§ **Passage provided**:
....................
TC: Well, I don’t plan to, but I’ll probably have to when I get really old. I’ll probably have to go a play COPS or something. I come from a theatre family and my wife is an actress. Everybody in my family is involved in the theatre in one way or another, so it’ll always be a big part of my life. I’ve directed quite recently, that’s more of what I think I would go back to in the theatre. I’m not interested in film and television as an art form particularly. It’s not an actor’s art form, it’s a technician’s art form and it doesn’t interest me. Theatre is something I think I would get involved with again, but it’s a scary world the theatre. You have to know all those lines and be sober and show up at the same time every night, so you can put on a costume. The fifth wall is up, you know and you can’t let that fifth wall drop. Now that I’ve experienced what it’s like to let that fifth wall drop down and have a direct relationship with the audience, I’m not sure I could go back to pretending again. It would be very challenging for me, for sure. It’s a spooky job and you can’t talk about whether it’s a spooky job to actors either because they are spooked. They know it’s spooky and they are trying to not think about how hard it is. My wife is playing two huge parts and she’s doing 8 shows a week and sometimes she does two shows a day, you know. There’s a lot of obligations that an actor has to detect in the story, but as a rock and roll musician you can just let go. If I want to stop in the middle of my song, it’s my song, so who’s going to tell me if I want to change the words or the melody line that it’s wrong, nobody. As an actor though, you are working within a framework that someone else has set up.

CoS: Does your involvement in Broken Social Scene ever interfere with you work for Stars?

TC: I mean I don’t work with Broken Social Scene, I play with Broken Social Scene. I have nothing to do with all of the brilliant music that’s been made by Broken Social Scene. I’m just their annoying friend and I get up there and I play the horn lines I’m told to play and I sing the backing vocals I’m told to sing. I’m just happy to be there. Amy and Evan are much more involved musically in the band and especially Evan has written a lot of great stuff for that band. I’m very much a hanger-on, I’m a groupie in that band. I love the band, I love the energy they project on stage and I feel incredibly lucky. I mean, the only experience I can still have as a real sort of unabashed fan is when I’m on stage with Broken because it just seems so ridiculous that I get the chance to be a part of that much energy. If I wasn’t there nobody would notice, so it’s really just self-indulgence on my part that I play with Broken Social Scene and they tolerate it. People say I’m in Broken Social Scene, but it’s a lie. I’m just their buddy.

CoS: On a more personal note, what’s your opinion about today’s music scene and where do you see yourself fitting into it?

TC: Oh God, I couldn’t even begin to answer that. It seems like music is as beautiful and as important in people’s lives as it ever has been and it always will be. Music is as elemental and as crucial as anything in the world in my opinion and it’ll always be that way. I don’t really see any big differences between its place in people’s lives now and its place in people’s lives 20 years ago.
....................
§ **Task a**:
Please arrange the rows below as a Markdown table with the columns "Number" and "Line", leaving out any blank lines.

§ **Items**:
....................
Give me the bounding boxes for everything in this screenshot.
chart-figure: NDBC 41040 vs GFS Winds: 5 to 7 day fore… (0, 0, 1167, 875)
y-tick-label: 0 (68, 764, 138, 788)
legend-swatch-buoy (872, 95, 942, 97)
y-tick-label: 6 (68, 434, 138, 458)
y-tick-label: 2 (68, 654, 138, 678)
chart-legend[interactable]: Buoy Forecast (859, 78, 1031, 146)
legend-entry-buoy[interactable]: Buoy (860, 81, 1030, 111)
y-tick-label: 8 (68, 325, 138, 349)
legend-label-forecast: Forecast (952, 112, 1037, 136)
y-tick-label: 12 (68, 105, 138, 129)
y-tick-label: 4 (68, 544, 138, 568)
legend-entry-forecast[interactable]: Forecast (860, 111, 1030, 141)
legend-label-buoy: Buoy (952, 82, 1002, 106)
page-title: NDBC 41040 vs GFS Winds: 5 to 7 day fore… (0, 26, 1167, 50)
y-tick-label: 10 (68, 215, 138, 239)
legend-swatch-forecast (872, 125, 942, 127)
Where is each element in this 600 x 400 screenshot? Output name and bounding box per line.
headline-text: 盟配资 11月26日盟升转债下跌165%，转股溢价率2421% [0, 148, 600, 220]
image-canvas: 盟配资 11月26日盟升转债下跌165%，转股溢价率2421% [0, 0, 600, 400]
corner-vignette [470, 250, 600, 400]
....................
§ **Task b**:
Rewrite the interview from "TC: Oh God, I" up to and including "20 years ago.", swapping "opinion" for "view".

§ **Expected answer a**:
| Number | Line |
|---|---|
| 1 | Give me the bounding boxes for everything in this screenshot. |
| 2 | chart-figure: NDBC 41040 vs GFS Winds: 5 to 7 day fore… (0, 0, 1167, 875) |
| 3 | y-tick-label: 0 (68, 764, 138, 788) |
| 4 | legend-swatch-buoy (872, 95, 942, 97) |
| 5 | y-tick-label: 6 (68, 434, 138, 458) |
| 6 | y-tick-label: 2 (68, 654, 138, 678) |
| 7 | chart-legend[interactable]: Buoy Forecast (859, 78, 1031, 146) |
| 8 | legend-entry-buoy[interactable]: Buoy (860, 81, 1030, 111) |
| 9 | y-tick-label: 8 (68, 325, 138, 349) |
| 10 | legend-label-forecast: Forecast (952, 112, 1037, 136) |
| 11 | y-tick-label: 12 (68, 105, 138, 129) |
| 12 | y-tick-label: 4 (68, 544, 138, 568) |
| 13 | legend-entry-forecast[interactable]: Forecast (860, 111, 1030, 141) |
| 14 | legend-label-buoy: Buoy (952, 82, 1002, 106) |
| 15 | page-title: NDBC 41040 vs GFS Winds: 5 to 7 day fore… (0, 26, 1167, 50) |
| 16 | y-tick-label: 10 (68, 215, 138, 239) |
| 17 | legend-swatch-forecast (872, 125, 942, 127) |
| 18 | Where is each element in this 600 x 400 screenshot? Output name and bounding box per line. |
| 19 | headline-text: 盟配资 11月26日盟升转债下跌165%，转股溢价率2421% [0, 148, 600, 220] |
| 20 | image-canvas: 盟配资 11月26日盟升转债下跌165%，转股溢价率2421% [0, 0, 600, 400] |
| 21 | corner-vignette [470, 250, 600, 400] |

§ **Expected answer b**:
TC: Oh God, I couldn’t even begin to answer that. It seems like music is as beautiful and as important in people’s lives as it ever has been and it always will be. Music is as elemental and as crucial as anything in the world in my view and it’ll always be that way. I don’t really see any big differences between its place in people’s lives now and its place in people’s lives 20 years ago.